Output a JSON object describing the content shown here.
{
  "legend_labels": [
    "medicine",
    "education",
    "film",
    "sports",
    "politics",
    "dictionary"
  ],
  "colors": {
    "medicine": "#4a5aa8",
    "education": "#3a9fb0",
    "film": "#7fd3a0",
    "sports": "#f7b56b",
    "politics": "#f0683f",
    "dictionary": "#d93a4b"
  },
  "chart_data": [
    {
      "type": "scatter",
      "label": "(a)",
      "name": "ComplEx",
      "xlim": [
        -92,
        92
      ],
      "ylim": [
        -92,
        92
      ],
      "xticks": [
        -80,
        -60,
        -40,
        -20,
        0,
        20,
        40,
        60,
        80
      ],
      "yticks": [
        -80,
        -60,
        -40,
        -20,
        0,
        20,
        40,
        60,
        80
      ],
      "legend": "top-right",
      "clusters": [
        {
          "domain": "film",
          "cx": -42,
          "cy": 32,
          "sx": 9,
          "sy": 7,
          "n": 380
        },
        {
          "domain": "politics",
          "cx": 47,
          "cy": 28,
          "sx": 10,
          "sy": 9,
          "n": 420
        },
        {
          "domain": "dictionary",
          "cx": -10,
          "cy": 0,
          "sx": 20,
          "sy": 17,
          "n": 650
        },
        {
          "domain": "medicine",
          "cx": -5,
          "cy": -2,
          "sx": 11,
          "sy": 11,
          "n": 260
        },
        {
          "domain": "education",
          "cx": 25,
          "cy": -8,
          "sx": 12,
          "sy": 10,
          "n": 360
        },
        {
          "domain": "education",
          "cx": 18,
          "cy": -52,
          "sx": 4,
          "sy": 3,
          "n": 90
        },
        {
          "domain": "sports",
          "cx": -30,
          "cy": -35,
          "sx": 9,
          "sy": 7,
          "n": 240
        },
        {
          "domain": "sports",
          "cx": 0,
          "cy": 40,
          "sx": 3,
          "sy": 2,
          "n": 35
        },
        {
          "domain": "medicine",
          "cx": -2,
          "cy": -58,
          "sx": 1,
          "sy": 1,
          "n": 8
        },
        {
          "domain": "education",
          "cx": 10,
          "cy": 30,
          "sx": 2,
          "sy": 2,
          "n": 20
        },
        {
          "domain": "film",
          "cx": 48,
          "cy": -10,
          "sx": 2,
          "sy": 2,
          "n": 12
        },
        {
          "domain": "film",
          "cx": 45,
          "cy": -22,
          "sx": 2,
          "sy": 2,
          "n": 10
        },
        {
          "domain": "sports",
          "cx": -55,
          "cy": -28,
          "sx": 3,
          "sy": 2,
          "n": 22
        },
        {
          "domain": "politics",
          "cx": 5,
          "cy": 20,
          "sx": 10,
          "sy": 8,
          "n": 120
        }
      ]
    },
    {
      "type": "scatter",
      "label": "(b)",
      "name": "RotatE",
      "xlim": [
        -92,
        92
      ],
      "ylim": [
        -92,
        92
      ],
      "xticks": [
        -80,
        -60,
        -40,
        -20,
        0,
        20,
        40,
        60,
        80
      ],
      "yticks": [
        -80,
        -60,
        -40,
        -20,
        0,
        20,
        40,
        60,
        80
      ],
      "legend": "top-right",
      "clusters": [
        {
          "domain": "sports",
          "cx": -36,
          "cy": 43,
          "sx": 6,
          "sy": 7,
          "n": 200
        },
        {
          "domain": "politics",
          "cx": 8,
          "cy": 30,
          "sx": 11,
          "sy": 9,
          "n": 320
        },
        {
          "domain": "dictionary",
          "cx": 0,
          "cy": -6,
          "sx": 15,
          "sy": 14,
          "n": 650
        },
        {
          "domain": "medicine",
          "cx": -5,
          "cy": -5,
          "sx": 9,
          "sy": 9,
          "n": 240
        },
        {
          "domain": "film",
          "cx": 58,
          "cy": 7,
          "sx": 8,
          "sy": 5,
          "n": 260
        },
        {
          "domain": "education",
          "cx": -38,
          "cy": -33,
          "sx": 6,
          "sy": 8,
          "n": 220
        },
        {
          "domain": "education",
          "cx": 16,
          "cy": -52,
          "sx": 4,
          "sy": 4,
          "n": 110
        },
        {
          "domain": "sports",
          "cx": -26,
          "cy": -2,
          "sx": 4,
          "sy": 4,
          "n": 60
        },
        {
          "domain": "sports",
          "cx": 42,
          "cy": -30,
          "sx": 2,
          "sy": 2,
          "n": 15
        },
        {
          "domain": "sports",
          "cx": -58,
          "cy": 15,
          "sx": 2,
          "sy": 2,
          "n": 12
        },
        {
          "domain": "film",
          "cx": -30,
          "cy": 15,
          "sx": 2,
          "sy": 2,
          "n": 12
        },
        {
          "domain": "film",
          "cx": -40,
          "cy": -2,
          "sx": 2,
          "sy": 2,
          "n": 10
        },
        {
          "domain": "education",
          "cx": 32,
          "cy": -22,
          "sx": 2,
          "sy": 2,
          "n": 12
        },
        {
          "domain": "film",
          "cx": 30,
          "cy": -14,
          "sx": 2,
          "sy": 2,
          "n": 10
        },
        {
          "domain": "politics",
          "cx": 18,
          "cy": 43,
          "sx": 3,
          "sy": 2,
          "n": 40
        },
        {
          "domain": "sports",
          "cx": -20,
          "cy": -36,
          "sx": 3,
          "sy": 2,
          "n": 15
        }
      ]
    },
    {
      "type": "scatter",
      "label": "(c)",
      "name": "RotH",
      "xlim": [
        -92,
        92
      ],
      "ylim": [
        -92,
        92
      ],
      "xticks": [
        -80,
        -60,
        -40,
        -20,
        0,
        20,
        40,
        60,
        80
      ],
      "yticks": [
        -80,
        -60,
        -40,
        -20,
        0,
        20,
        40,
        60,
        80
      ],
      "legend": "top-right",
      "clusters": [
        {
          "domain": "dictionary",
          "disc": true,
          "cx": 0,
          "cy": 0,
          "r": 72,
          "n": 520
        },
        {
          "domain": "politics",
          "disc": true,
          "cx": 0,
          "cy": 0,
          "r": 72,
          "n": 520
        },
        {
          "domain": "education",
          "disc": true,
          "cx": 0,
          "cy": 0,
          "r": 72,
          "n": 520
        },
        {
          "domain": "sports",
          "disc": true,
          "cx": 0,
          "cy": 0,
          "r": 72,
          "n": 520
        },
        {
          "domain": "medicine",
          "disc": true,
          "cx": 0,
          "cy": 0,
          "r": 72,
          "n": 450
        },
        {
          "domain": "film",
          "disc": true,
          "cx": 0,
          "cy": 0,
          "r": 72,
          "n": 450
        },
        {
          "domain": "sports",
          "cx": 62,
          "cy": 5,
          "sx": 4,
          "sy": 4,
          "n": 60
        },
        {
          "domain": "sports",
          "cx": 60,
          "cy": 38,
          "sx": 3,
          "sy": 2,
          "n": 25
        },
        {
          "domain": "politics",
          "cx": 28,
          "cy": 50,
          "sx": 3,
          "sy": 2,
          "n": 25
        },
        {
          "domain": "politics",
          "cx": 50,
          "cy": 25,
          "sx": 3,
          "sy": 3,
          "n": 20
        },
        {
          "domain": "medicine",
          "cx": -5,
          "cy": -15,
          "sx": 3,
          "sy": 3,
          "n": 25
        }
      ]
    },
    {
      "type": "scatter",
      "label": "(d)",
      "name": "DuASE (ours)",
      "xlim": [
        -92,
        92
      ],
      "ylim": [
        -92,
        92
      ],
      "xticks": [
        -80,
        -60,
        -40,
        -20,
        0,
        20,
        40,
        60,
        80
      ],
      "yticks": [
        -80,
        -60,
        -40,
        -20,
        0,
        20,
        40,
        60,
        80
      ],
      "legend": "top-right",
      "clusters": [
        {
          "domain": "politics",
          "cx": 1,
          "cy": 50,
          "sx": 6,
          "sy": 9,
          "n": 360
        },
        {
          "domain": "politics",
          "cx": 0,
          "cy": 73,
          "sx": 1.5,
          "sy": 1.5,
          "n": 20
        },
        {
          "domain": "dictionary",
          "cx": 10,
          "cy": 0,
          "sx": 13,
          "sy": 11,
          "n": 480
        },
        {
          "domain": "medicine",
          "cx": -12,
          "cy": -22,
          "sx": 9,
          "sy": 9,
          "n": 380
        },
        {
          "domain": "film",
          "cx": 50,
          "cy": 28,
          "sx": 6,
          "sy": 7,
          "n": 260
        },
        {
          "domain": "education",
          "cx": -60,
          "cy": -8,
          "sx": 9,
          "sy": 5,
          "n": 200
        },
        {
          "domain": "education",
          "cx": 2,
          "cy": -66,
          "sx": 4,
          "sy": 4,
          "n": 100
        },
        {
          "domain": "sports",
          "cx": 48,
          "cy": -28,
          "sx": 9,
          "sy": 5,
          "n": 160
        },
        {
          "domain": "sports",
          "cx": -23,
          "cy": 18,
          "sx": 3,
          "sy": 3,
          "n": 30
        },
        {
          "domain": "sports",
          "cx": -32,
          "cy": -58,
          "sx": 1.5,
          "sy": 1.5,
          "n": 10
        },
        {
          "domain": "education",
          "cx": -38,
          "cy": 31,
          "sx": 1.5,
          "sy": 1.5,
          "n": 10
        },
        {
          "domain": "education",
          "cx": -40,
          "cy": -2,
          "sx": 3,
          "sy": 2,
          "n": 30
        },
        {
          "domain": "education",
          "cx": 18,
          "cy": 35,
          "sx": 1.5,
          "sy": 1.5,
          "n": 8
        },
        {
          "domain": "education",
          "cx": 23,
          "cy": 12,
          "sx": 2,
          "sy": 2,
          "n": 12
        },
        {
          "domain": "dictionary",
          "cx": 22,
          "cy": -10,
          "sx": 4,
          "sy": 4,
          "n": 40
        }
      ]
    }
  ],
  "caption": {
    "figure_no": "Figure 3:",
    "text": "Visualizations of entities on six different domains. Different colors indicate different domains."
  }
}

• **Challenge**: From the entries above, collect every line with the string "colors" in it.

• **Exercise result**:
  "colors": {
    "text": "Visualizations of entities on six different domains. Different colors indicate different domains."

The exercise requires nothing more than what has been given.